**REQUIREMENTS:** Transcribe the material in full, exactly as written.

**RECORDS PROVIDED:**
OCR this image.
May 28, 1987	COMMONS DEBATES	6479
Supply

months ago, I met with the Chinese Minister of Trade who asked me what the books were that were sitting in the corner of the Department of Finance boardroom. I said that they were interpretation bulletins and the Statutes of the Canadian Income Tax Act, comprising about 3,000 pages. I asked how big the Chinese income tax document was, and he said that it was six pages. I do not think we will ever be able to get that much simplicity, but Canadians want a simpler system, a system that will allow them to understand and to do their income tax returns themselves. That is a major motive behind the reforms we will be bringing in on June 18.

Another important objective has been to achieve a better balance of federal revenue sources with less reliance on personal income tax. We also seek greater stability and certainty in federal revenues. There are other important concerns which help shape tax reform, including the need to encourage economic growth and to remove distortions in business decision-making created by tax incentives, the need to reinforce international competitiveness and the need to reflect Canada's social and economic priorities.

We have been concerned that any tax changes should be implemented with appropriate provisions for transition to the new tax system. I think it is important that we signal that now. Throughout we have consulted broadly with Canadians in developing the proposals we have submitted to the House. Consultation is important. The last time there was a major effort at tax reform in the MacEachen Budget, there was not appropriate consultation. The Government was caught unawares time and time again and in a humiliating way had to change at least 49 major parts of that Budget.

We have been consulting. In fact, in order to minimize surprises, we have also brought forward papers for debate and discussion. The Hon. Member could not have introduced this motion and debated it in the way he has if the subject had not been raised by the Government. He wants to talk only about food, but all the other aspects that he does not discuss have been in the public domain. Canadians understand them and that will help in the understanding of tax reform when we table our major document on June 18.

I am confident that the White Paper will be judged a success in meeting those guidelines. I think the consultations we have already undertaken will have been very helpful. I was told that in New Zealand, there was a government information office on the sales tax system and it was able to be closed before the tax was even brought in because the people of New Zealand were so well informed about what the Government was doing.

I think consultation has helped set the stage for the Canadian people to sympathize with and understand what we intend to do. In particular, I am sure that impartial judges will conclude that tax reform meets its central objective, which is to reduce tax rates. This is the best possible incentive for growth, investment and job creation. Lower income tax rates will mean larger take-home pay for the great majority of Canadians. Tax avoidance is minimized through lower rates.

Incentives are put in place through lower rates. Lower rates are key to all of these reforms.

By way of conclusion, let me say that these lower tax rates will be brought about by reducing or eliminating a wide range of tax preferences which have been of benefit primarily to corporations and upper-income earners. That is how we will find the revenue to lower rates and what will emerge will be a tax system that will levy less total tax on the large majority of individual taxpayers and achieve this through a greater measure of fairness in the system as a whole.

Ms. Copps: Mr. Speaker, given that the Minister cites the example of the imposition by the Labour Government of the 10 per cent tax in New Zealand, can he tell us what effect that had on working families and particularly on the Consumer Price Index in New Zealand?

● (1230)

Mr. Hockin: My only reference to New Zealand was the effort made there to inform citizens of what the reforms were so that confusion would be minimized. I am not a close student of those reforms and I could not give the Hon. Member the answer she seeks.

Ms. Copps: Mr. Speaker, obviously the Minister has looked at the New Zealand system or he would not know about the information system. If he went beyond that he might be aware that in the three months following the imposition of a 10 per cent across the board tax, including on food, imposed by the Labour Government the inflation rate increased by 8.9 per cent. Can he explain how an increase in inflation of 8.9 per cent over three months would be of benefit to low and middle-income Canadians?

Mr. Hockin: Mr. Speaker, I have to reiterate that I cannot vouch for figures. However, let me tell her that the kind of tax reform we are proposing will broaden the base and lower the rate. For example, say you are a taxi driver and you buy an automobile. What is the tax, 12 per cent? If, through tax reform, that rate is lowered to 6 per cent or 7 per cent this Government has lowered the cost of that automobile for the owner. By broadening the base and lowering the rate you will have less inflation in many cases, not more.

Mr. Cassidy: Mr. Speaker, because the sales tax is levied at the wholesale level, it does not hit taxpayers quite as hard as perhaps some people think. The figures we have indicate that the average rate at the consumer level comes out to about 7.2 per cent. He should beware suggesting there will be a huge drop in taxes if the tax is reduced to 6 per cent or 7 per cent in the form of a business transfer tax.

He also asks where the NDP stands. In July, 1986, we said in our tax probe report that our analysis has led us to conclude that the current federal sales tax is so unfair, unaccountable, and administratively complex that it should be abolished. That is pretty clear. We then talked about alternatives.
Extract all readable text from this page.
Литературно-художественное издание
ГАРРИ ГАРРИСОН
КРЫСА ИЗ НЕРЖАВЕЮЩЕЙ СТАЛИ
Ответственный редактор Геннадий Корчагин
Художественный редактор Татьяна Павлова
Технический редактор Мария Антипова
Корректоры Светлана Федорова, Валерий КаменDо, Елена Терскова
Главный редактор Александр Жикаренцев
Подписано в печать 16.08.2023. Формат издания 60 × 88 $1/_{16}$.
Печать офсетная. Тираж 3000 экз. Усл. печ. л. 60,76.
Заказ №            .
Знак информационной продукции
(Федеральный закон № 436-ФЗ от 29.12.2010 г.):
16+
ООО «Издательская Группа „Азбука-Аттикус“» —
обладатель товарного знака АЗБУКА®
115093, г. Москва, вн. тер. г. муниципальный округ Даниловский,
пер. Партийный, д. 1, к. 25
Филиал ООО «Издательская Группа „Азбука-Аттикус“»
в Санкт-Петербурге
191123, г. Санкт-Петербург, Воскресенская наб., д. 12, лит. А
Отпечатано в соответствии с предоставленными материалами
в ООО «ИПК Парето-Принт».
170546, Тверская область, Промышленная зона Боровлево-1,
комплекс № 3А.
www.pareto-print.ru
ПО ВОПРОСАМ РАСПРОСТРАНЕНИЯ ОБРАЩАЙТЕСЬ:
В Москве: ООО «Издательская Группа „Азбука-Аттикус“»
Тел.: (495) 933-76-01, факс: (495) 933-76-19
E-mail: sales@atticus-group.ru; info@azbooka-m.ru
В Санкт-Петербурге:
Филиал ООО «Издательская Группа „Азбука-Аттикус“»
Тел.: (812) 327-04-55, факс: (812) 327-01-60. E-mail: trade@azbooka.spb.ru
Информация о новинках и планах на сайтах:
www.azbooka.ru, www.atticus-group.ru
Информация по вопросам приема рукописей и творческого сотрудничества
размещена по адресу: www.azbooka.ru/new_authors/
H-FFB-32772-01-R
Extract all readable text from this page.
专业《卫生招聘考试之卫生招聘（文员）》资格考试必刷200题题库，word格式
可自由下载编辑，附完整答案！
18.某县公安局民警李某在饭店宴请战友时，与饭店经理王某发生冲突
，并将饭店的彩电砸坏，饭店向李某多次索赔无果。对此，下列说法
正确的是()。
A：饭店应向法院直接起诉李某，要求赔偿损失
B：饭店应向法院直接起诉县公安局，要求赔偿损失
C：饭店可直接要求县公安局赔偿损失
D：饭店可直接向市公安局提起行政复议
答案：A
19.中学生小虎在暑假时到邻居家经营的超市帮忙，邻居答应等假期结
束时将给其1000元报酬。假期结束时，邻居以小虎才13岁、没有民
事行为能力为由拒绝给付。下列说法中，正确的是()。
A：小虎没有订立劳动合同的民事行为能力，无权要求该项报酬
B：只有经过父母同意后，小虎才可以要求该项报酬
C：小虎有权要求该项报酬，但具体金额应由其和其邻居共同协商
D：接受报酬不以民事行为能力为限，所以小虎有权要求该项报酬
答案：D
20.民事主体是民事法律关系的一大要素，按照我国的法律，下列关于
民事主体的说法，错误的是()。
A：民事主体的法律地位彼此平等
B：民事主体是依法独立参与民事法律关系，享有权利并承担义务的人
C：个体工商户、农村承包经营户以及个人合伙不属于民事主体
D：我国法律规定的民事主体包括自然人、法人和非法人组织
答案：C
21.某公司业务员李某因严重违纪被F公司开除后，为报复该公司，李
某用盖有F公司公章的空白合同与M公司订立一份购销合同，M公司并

**SOLUTION TO THIS PROBLEM:**
OCR this image.
May 28, 1987	COMMONS DEBATES	6479
Supply

months ago, I met with the Chinese Minister of Trade who asked me what the books were that were sitting in the corner of the Department of Finance boardroom. I said that they were interpretation bulletins and the Statutes of the Canadian Income Tax Act, comprising about 3,000 pages. I asked how big the Chinese income tax document was, and he said that it was six pages. I do not think we will ever be able to get that much simplicity, but Canadians want a simpler system, a system that will allow them to understand and to do their income tax returns themselves. That is a major motive behind the reforms we will be bringing in on June 18.

Another important objective has been to achieve a better balance of federal revenue sources with less reliance on personal income tax. We also seek greater stability and certainty in federal revenues. There are other important concerns which help shape tax reform, including the need to encourage economic growth and to remove distortions in business decision-making created by tax incentives, the need to reinforce international competitiveness and the need to reflect Canada's social and economic priorities.

We have been concerned that any tax changes should be implemented with appropriate provisions for transition to the new tax system. I think it is important that we signal that now. Throughout we have consulted broadly with Canadians in developing the proposals we have submitted to the House. Consultation is important. The last time there was a major effort at tax reform in the MacEachen Budget, there was not appropriate consultation. The Government was caught unawares time and time again and in a humiliating way had to change at least 49 major parts of that Budget.

We have been consulting. In fact, in order to minimize surprises, we have also brought forward papers for debate and discussion. The Hon. Member could not have introduced this motion and debated it in the way he has if the subject had not been raised by the Government. He wants to talk only about food, but all the other aspects that he does not discuss have been in the public domain. Canadians understand them and that will help in the understanding of tax reform when we table our major document on June 18.

I am confident that the White Paper will be judged a success in meeting those guidelines. I think the consultations we have already undertaken will have been very helpful. I was told that in New Zealand, there was a government information office on the sales tax system and it was able to be closed before the tax was even brought in because the people of New Zealand were so well informed about what the Government was doing.

I think consultation has helped set the stage for the Canadian people to sympathize with and understand what we intend to do. In particular, I am sure that impartial judges will conclude that tax reform meets its central objective, which is to reduce tax rates. This is the best possible incentive for growth, investment and job creation. Lower income tax rates will mean larger take-home pay for the great majority of Canadians. Tax avoidance is minimized through lower rates.

Incentives are put in place through lower rates. Lower rates are key to all of these reforms.

By way of conclusion, let me say that these lower tax rates will be brought about by reducing or eliminating a wide range of tax preferences which have been of benefit primarily to corporations and upper-income earners. That is how we will find the revenue to lower rates and what will emerge will be a tax system that will levy less total tax on the large majority of individual taxpayers and achieve this through a greater measure of fairness in the system as a whole.

Ms. Copps: Mr. Speaker, given that the Minister cites the example of the imposition by the Labour Government of the 10 per cent tax in New Zealand, can he tell us what effect that had on working families and particularly on the Consumer Price Index in New Zealand?

● (1230)

Mr. Hockin: My only reference to New Zealand was the effort made there to inform citizens of what the reforms were so that confusion would be minimized. I am not a close student of those reforms and I could not give the Hon. Member the answer she seeks.

Ms. Copps: Mr. Speaker, obviously the Minister has looked at the New Zealand system or he would not know about the information system. If he went beyond that he might be aware that in the three months following the imposition of a 10 per cent across the board tax, including on food, imposed by the Labour Government the inflation rate increased by 8.9 per cent. Can he explain how an increase in inflation of 8.9 per cent over three months would be of benefit to low and middle-income Canadians?

Mr. Hockin: Mr. Speaker, I have to reiterate that I cannot vouch for figures. However, let me tell her that the kind of tax reform we are proposing will broaden the base and lower the rate. For example, say you are a taxi driver and you buy an automobile. What is the tax, 12 per cent? If, through tax reform, that rate is lowered to 6 per cent or 7 per cent this Government has lowered the cost of that automobile for the owner. By broadening the base and lowering the rate you will have less inflation in many cases, not more.

Mr. Cassidy: Mr. Speaker, because the sales tax is levied at the wholesale level, it does not hit taxpayers quite as hard as perhaps some people think. The figures we have indicate that the average rate at the consumer level comes out to about 7.2 per cent. He should beware suggesting there will be a huge drop in taxes if the tax is reduced to 6 per cent or 7 per cent in the form of a business transfer tax.

He also asks where the NDP stands. In July, 1986, we said in our tax probe report that our analysis has led us to conclude that the current federal sales tax is so unfair, unaccountable, and administratively complex that it should be abolished. That is pretty clear. We then talked about alternatives.
Extract all readable text from this page.
Литературно-художественное издание
ГАРРИ ГАРРИСОН
КРЫСА ИЗ НЕРЖАВЕЮЩЕЙ СТАЛИ
Ответственный редактор Геннадий Корчагин
Художественный редактор Татьяна Павлова
Технический редактор Мария Антипова
Корректоры Светлана Федорова, Валерий КаменDо, Елена Терскова
Главный редактор Александр Жикаренцев
Подписано в печать 16.08.2023. Формат издания 60 × 88 $1/_{16}$.
Печать офсетная. Тираж 3000 экз. Усл. печ. л. 60,76.
Заказ №            .
Знак информационной продукции
(Федеральный закон № 436-ФЗ от 29.12.2010 г.):
16+
ООО «Издательская Группа „Азбука-Аттикус“» —
обладатель товарного знака АЗБУКА®
115093, г. Москва, вн. тер. г. муниципальный округ Даниловский,
пер. Партийный, д. 1, к. 25
Филиал ООО «Издательская Группа „Азбука-Аттикус“»
в Санкт-Петербурге
191123, г. Санкт-Петербург, Воскресенская наб., д. 12, лит. А
Отпечатано в соответствии с предоставленными материалами
в ООО «ИПК Парето-Принт».
170546, Тверская область, Промышленная зона Боровлево-1,
комплекс № 3А.
www.pareto-print.ru
ПО ВОПРОСАМ РАСПРОСТРАНЕНИЯ ОБРАЩАЙТЕСЬ:
В Москве: ООО «Издательская Группа „Азбука-Аттикус“»
Тел.: (495) 933-76-01, факс: (495) 933-76-19
E-mail: sales@atticus-group.ru; info@azbooka-m.ru
В Санкт-Петербурге:
Филиал ООО «Издательская Группа „Азбука-Аттикус“»
Тел.: (812) 327-04-55, факс: (812) 327-01-60. E-mail: trade@azbooka.spb.ru
Информация о новинках и планах на сайтах:
www.azbooka.ru, www.atticus-group.ru
Информация по вопросам приема рукописей и творческого сотрудничества
размещена по адресу: www.azbooka.ru/new_authors/
H-FFB-32772-01-R
Extract all readable text from this page.
专业《卫生招聘考试之卫生招聘（文员）》资格考试必刷200题题库，word格式
可自由下载编辑，附完整答案！
18.某县公安局民警李某在饭店宴请战友时，与饭店经理王某发生冲突
，并将饭店的彩电砸坏，饭店向李某多次索赔无果。对此，下列说法
正确的是()。
A：饭店应向法院直接起诉李某，要求赔偿损失
B：饭店应向法院直接起诉县公安局，要求赔偿损失
C：饭店可直接要求县公安局赔偿损失
D：饭店可直接向市公安局提起行政复议
答案：A
19.中学生小虎在暑假时到邻居家经营的超市帮忙，邻居答应等假期结
束时将给其1000元报酬。假期结束时，邻居以小虎才13岁、没有民
事行为能力为由拒绝给付。下列说法中，正确的是()。
A：小虎没有订立劳动合同的民事行为能力，无权要求该项报酬
B：只有经过父母同意后，小虎才可以要求该项报酬
C：小虎有权要求该项报酬，但具体金额应由其和其邻居共同协商
D：接受报酬不以民事行为能力为限，所以小虎有权要求该项报酬
答案：D
20.民事主体是民事法律关系的一大要素，按照我国的法律，下列关于
民事主体的说法，错误的是()。
A：民事主体的法律地位彼此平等
B：民事主体是依法独立参与民事法律关系，享有权利并承担义务的人
C：个体工商户、农村承包经营户以及个人合伙不属于民事主体
D：我国法律规定的民事主体包括自然人、法人和非法人组织
答案：C
21.某公司业务员李某因严重违纪被F公司开除后，为报复该公司，李
某用盖有F公司公章的空白合同与M公司订立一份购销合同，M公司并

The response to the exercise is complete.